Repeat all of the material exactly as given.
* Begin *
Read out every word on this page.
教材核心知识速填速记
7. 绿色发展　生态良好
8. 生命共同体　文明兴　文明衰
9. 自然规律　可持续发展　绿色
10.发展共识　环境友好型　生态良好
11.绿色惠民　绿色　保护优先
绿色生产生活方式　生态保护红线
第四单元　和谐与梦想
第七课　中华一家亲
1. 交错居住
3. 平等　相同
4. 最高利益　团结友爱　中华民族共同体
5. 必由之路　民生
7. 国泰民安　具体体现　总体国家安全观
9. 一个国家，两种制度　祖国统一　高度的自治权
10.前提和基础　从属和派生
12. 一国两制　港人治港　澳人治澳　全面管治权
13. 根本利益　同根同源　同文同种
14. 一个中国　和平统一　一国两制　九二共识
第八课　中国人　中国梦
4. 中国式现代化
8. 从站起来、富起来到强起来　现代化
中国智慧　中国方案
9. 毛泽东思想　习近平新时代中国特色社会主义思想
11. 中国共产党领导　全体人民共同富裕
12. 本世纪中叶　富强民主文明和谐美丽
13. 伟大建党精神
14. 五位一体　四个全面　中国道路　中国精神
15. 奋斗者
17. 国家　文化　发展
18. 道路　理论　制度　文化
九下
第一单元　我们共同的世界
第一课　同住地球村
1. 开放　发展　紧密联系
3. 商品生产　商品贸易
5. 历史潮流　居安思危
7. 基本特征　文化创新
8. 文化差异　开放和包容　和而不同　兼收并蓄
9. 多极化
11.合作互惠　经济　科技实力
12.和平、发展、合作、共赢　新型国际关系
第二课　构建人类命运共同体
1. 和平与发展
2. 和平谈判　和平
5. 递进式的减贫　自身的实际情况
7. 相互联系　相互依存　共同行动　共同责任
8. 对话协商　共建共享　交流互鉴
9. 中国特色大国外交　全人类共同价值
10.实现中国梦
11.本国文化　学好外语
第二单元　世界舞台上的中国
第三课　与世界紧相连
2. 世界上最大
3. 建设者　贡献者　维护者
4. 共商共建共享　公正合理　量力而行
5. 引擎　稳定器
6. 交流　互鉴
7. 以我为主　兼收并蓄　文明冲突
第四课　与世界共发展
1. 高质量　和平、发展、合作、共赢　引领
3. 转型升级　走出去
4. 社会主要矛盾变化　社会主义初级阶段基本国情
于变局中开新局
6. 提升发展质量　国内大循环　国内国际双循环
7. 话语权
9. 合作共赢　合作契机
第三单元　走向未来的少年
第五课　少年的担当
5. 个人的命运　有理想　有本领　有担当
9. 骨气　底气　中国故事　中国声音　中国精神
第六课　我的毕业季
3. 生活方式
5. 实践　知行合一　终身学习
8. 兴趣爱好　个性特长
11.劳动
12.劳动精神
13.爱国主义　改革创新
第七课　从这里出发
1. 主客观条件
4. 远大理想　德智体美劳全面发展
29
* End *
• SOLUTION:
Read out every word on this page.
教材核心知识速填速记
7. 绿色发展　生态良好
8. 生命共同体　文明兴　文明衰
9. 自然规律　可持续发展　绿色
10.发展共识　环境友好型　生态良好
11.绿色惠民　绿色　保护优先
绿色生产生活方式　生态保护红线
第四单元　和谐与梦想
第七课　中华一家亲
1. 交错居住
3. 平等　相同
4. 最高利益　团结友爱　中华民族共同体
5. 必由之路　民生
7. 国泰民安　具体体现　总体国家安全观
9. 一个国家，两种制度　祖国统一　高度的自治权
10.前提和基础　从属和派生
12. 一国两制　港人治港　澳人治澳　全面管治权
13. 根本利益　同根同源　同文同种
14. 一个中国　和平统一　一国两制　九二共识
第八课　中国人　中国梦
4. 中国式现代化
8. 从站起来、富起来到强起来　现代化
中国智慧　中国方案
9. 毛泽东思想　习近平新时代中国特色社会主义思想
11. 中国共产党领导　全体人民共同富裕
12. 本世纪中叶　富强民主文明和谐美丽
13. 伟大建党精神
14. 五位一体　四个全面　中国道路　中国精神
15. 奋斗者
17. 国家　文化　发展
18. 道路　理论　制度　文化
九下
第一单元　我们共同的世界
第一课　同住地球村
1. 开放　发展　紧密联系
3. 商品生产　商品贸易
5. 历史潮流　居安思危
7. 基本特征　文化创新
8. 文化差异　开放和包容　和而不同　兼收并蓄
9. 多极化
11.合作互惠　经济　科技实力
12.和平、发展、合作、共赢　新型国际关系
第二课　构建人类命运共同体
1. 和平与发展
2. 和平谈判　和平
5. 递进式的减贫　自身的实际情况
7. 相互联系　相互依存　共同行动　共同责任
8. 对话协商　共建共享　交流互鉴
9. 中国特色大国外交　全人类共同价值
10.实现中国梦
11.本国文化　学好外语
第二单元　世界舞台上的中国
第三课　与世界紧相连
2. 世界上最大
3. 建设者　贡献者　维护者
4. 共商共建共享　公正合理　量力而行
5. 引擎　稳定器
6. 交流　互鉴
7. 以我为主　兼收并蓄　文明冲突
第四课　与世界共发展
1. 高质量　和平、发展、合作、共赢　引领
3. 转型升级　走出去
4. 社会主要矛盾变化　社会主义初级阶段基本国情
于变局中开新局
6. 提升发展质量　国内大循环　国内国际双循环
7. 话语权
9. 合作共赢　合作契机
第三单元　走向未来的少年
第五课　少年的担当
5. 个人的命运　有理想　有本领　有担当
9. 骨气　底气　中国故事　中国声音　中国精神
第六课　我的毕业季
3. 生活方式
5. 实践　知行合一　终身学习
8. 兴趣爱好　个性特长
11.劳动
12.劳动精神
13.爱国主义　改革创新
第七课　从这里出发
1. 主客观条件
4. 远大理想　德智体美劳全面发展
29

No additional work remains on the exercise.